TASK DETAILS >>
Scan the material and copy every line in which "Gospodarka" appears.
>>
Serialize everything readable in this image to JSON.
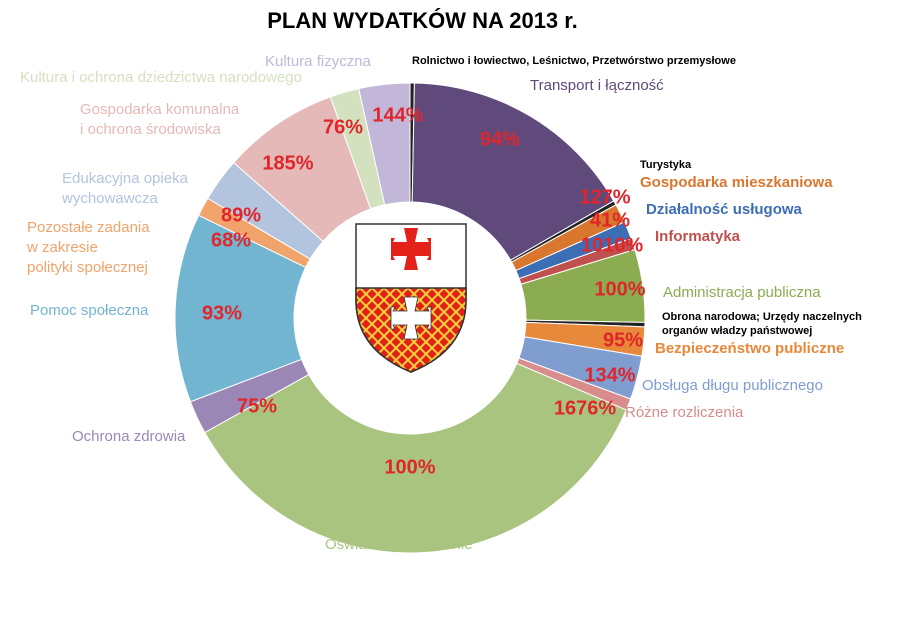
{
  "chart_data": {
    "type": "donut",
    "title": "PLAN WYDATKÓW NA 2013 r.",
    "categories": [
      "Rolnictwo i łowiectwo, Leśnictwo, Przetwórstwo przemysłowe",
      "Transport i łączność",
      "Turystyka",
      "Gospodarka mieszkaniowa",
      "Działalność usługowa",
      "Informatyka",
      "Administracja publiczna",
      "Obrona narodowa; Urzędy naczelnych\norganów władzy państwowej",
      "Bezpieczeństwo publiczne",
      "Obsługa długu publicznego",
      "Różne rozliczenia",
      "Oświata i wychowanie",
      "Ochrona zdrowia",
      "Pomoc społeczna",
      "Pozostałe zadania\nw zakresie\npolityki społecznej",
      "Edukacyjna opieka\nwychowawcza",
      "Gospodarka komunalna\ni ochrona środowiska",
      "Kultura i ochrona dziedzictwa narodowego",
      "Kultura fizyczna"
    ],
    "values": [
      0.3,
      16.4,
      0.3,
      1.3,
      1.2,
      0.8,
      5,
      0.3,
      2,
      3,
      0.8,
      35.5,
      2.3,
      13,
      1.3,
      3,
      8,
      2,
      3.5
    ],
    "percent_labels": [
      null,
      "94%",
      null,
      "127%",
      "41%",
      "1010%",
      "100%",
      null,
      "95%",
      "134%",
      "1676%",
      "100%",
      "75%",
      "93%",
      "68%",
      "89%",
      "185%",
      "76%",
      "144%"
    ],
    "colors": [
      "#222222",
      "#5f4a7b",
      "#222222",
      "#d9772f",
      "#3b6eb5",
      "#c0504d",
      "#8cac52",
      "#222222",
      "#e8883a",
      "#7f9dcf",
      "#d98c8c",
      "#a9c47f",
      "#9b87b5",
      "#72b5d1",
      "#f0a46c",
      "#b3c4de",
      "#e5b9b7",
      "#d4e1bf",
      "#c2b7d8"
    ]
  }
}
<<
>>
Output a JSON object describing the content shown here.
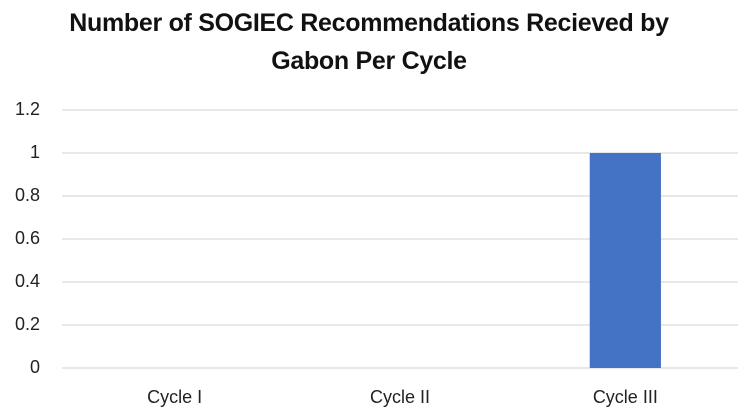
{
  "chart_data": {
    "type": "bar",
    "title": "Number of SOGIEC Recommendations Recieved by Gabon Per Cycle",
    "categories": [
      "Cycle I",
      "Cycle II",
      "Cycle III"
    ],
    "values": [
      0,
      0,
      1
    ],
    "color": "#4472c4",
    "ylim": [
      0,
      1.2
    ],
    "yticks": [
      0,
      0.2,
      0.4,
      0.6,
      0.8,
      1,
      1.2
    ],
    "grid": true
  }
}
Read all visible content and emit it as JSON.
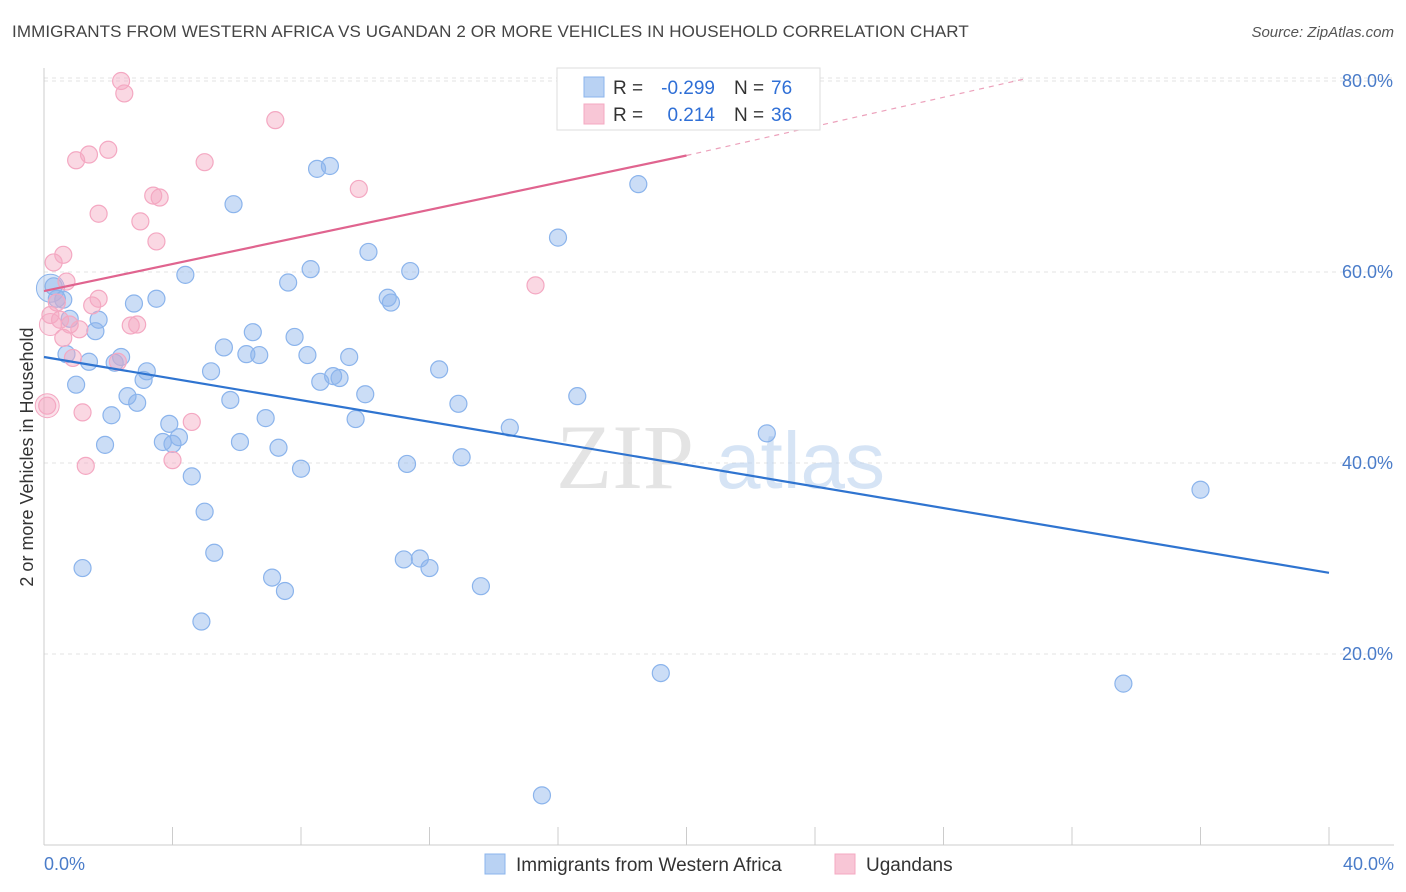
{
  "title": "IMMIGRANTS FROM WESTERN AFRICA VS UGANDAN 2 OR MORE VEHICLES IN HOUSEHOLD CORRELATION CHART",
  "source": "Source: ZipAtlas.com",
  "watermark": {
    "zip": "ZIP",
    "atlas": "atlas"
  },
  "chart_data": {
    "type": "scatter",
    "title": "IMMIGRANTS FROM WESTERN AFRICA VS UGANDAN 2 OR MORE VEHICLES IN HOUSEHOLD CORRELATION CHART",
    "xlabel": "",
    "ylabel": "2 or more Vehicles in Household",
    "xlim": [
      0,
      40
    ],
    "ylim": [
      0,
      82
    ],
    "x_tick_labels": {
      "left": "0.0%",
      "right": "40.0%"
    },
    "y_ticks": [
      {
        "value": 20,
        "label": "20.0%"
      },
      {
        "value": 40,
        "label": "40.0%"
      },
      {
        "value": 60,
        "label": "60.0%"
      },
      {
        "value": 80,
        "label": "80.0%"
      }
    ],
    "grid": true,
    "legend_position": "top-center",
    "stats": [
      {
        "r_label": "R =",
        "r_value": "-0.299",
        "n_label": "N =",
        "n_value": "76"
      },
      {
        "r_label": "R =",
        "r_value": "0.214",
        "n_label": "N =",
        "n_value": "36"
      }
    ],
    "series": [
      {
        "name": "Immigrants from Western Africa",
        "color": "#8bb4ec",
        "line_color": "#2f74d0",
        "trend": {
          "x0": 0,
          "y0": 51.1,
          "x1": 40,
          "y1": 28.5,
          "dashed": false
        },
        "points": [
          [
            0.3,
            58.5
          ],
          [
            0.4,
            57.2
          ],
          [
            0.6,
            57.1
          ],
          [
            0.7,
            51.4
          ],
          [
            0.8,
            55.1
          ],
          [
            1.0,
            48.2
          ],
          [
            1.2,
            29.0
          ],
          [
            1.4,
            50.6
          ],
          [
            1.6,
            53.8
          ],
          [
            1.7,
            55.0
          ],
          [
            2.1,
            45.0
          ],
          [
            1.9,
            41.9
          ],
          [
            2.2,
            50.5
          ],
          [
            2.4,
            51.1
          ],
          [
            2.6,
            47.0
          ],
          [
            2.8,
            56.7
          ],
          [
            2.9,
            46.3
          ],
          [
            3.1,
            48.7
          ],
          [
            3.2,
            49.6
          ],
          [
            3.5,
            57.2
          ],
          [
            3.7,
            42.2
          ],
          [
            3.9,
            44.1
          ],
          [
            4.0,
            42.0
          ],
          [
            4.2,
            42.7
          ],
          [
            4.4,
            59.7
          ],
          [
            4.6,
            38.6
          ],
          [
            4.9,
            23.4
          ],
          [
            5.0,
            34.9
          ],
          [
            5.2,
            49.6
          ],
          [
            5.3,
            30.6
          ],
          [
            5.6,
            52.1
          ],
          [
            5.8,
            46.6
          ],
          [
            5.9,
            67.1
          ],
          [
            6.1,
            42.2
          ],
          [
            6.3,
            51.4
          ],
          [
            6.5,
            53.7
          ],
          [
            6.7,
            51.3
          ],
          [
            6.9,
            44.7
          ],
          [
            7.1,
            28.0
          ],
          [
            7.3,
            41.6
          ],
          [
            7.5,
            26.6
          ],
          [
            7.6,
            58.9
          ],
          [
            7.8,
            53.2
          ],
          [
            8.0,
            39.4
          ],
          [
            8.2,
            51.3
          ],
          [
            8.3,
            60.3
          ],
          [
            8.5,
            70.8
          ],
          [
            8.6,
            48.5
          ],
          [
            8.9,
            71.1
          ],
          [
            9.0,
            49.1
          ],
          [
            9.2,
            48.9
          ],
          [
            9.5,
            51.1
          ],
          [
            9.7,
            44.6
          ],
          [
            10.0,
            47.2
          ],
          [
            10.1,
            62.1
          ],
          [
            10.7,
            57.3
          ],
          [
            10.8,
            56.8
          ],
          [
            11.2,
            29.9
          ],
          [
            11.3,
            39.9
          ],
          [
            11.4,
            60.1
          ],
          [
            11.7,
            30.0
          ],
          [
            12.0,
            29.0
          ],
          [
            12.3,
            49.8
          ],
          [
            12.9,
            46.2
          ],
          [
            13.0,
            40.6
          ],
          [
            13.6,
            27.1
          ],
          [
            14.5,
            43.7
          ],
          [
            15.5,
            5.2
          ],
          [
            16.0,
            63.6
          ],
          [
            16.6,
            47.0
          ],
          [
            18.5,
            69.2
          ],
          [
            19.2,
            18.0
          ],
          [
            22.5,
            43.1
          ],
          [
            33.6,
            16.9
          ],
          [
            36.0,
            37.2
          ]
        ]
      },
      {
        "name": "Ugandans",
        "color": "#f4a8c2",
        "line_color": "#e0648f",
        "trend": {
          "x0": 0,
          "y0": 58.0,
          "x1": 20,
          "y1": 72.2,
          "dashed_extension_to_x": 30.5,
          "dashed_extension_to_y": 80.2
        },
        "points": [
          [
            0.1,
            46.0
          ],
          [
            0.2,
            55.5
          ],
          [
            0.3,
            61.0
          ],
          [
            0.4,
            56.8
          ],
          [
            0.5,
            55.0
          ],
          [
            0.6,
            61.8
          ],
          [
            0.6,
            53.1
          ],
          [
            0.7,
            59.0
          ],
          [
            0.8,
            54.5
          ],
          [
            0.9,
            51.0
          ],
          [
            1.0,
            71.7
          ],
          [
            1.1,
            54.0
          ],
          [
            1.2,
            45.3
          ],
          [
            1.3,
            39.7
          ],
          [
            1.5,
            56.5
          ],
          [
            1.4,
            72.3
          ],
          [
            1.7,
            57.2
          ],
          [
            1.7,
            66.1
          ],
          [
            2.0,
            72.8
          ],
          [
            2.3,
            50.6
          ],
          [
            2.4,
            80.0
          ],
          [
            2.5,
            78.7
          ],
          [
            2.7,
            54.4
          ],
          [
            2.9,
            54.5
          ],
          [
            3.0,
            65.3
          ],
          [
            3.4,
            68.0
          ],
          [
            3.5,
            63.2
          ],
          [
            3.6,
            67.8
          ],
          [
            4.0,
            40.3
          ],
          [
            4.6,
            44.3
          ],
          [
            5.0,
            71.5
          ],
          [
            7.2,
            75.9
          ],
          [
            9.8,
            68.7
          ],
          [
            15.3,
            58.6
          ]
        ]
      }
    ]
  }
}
<<
>>
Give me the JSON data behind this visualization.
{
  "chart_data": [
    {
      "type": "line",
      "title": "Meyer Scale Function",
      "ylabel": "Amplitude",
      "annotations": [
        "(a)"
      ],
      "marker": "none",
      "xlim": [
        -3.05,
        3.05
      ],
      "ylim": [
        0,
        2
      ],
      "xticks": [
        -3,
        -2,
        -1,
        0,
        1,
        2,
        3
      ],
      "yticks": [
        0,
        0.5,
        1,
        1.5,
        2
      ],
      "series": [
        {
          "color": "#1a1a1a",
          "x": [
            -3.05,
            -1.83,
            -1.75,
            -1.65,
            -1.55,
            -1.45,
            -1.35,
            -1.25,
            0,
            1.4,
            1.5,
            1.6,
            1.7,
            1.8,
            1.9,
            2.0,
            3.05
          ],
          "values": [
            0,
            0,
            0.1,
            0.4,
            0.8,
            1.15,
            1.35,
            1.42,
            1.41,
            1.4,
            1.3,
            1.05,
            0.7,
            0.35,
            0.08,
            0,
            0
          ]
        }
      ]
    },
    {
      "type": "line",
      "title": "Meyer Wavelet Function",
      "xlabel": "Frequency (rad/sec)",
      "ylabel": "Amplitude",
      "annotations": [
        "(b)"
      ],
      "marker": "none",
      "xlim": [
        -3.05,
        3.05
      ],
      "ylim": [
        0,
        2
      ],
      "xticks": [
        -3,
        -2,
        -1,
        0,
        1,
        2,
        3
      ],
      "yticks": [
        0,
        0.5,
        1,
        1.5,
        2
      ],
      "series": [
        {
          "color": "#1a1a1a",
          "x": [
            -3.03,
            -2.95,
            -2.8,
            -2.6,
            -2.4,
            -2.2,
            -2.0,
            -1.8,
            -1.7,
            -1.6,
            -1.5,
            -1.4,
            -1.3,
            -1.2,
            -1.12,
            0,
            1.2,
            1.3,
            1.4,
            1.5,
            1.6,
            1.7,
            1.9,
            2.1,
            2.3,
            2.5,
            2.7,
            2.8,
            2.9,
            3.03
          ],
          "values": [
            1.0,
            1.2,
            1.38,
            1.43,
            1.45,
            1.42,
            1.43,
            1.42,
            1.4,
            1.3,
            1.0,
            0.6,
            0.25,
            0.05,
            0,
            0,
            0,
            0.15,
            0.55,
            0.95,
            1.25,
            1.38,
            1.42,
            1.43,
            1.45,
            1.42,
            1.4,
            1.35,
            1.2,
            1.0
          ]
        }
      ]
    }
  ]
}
<<
TASK RESULT >>
      "Gospodarka mieszkaniowa",
      "Gospodarka komunalna\ni ochrona środowiska",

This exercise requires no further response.